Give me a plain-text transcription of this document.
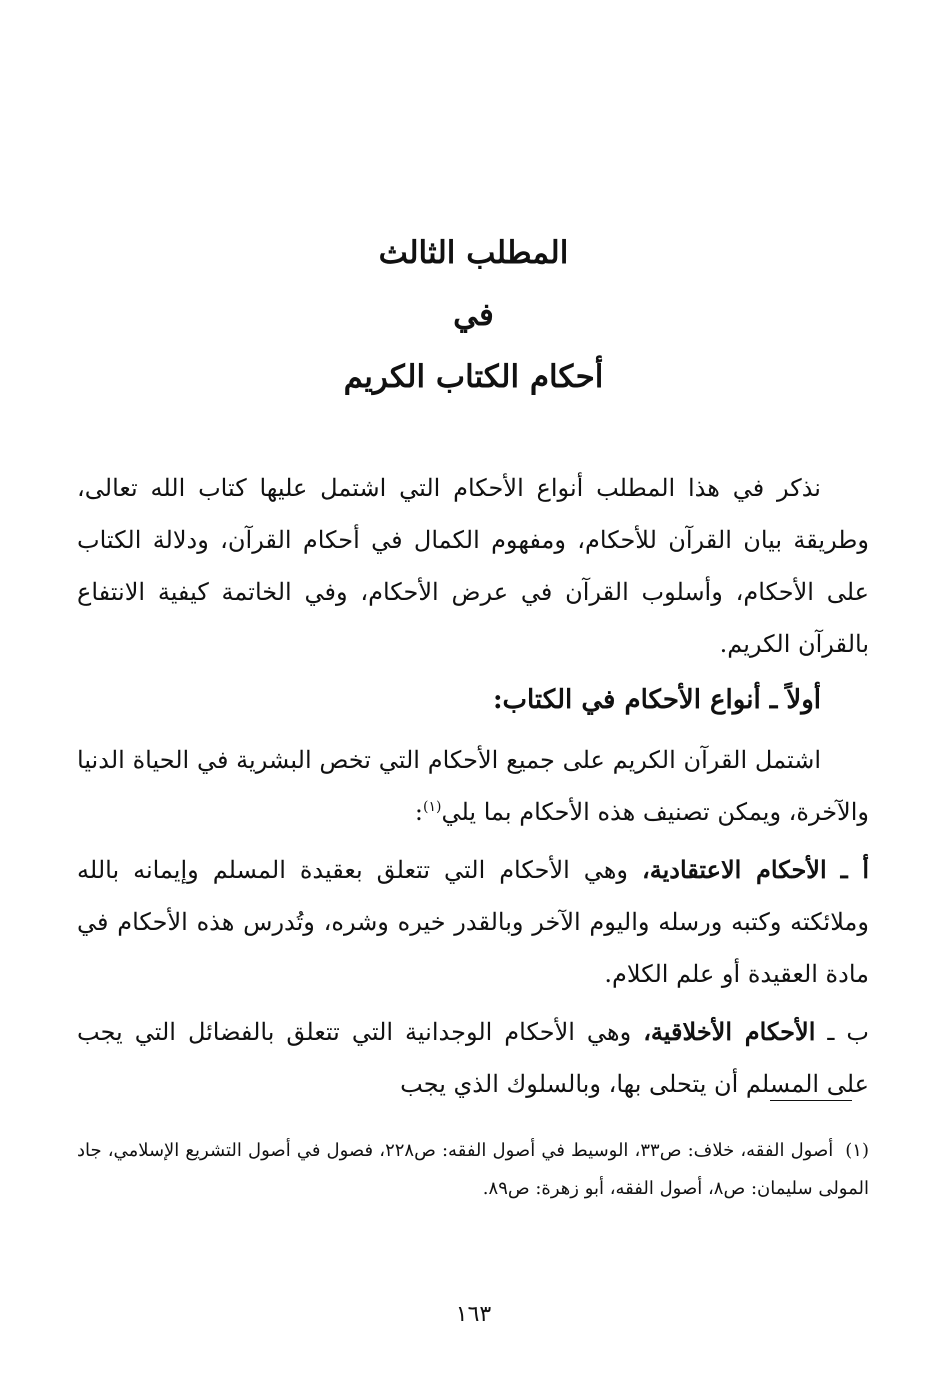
المطلب الثالث

في

أحكام الكتاب الكريم

نذكر في هذا المطلب أنواع الأحكام التي اشتمل عليها كتاب الله تعالى، وطريقة بيان القرآن للأحكام، ومفهوم الكمال في أحكام القرآن، ودلالة الكتاب على الأحكام، وأسلوب القرآن في عرض الأحكام، وفي الخاتمة كيفية الانتفاع بالقرآن الكريم.

أولاً ـ أنواع الأحكام في الكتاب:

اشتمل القرآن الكريم على جميع الأحكام التي تخص البشرية في الحياة الدنيا والآخرة، ويمكن تصنيف هذه الأحكام بما يلي$^{(١)}$:

أ ـ الأحكام الاعتقادية، وهي الأحكام التي تتعلق بعقيدة المسلم وإيمانه بالله وملائكته وكتبه ورسله واليوم الآخر وبالقدر خيره وشره، وتُدرس هذه الأحكام في مادة العقيدة أو علم الكلام.

ب ـ الأحكام الأخلاقية، وهي الأحكام الوجدانية التي تتعلق بالفضائل التي يجب على المسلم أن يتحلى بها، وبالسلوك الذي يجب

(١)أصول الفقه، خلاف: ص٣٣، الوسيط في أصول الفقه: ص٢٢٨، فصول في أصول التشريع الإسلامي، جاد المولى سليمان: ص٨، أصول الفقه، أبو زهرة: ص٨٩.
١٦٣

» PROBLEM TO WORK ON
Quote all the lines above exactly as given. Do not include the pictures.

» SOLUTION FOR THIS EXERCISE
Give me a plain-text transcription of this document.
المطلب الثالث

في

أحكام الكتاب الكريم

نذكر في هذا المطلب أنواع الأحكام التي اشتمل عليها كتاب الله تعالى، وطريقة بيان القرآن للأحكام، ومفهوم الكمال في أحكام القرآن، ودلالة الكتاب على الأحكام، وأسلوب القرآن في عرض الأحكام، وفي الخاتمة كيفية الانتفاع بالقرآن الكريم.

أولاً ـ أنواع الأحكام في الكتاب:

اشتمل القرآن الكريم على جميع الأحكام التي تخص البشرية في الحياة الدنيا والآخرة، ويمكن تصنيف هذه الأحكام بما يلي$^{(١)}$:

أ ـ الأحكام الاعتقادية، وهي الأحكام التي تتعلق بعقيدة المسلم وإيمانه بالله وملائكته وكتبه ورسله واليوم الآخر وبالقدر خيره وشره، وتُدرس هذه الأحكام في مادة العقيدة أو علم الكلام.

ب ـ الأحكام الأخلاقية، وهي الأحكام الوجدانية التي تتعلق بالفضائل التي يجب على المسلم أن يتحلى بها، وبالسلوك الذي يجب

(١)أصول الفقه، خلاف: ص٣٣، الوسيط في أصول الفقه: ص٢٢٨، فصول في أصول التشريع الإسلامي، جاد المولى سليمان: ص٨، أصول الفقه، أبو زهرة: ص٨٩.
١٦٣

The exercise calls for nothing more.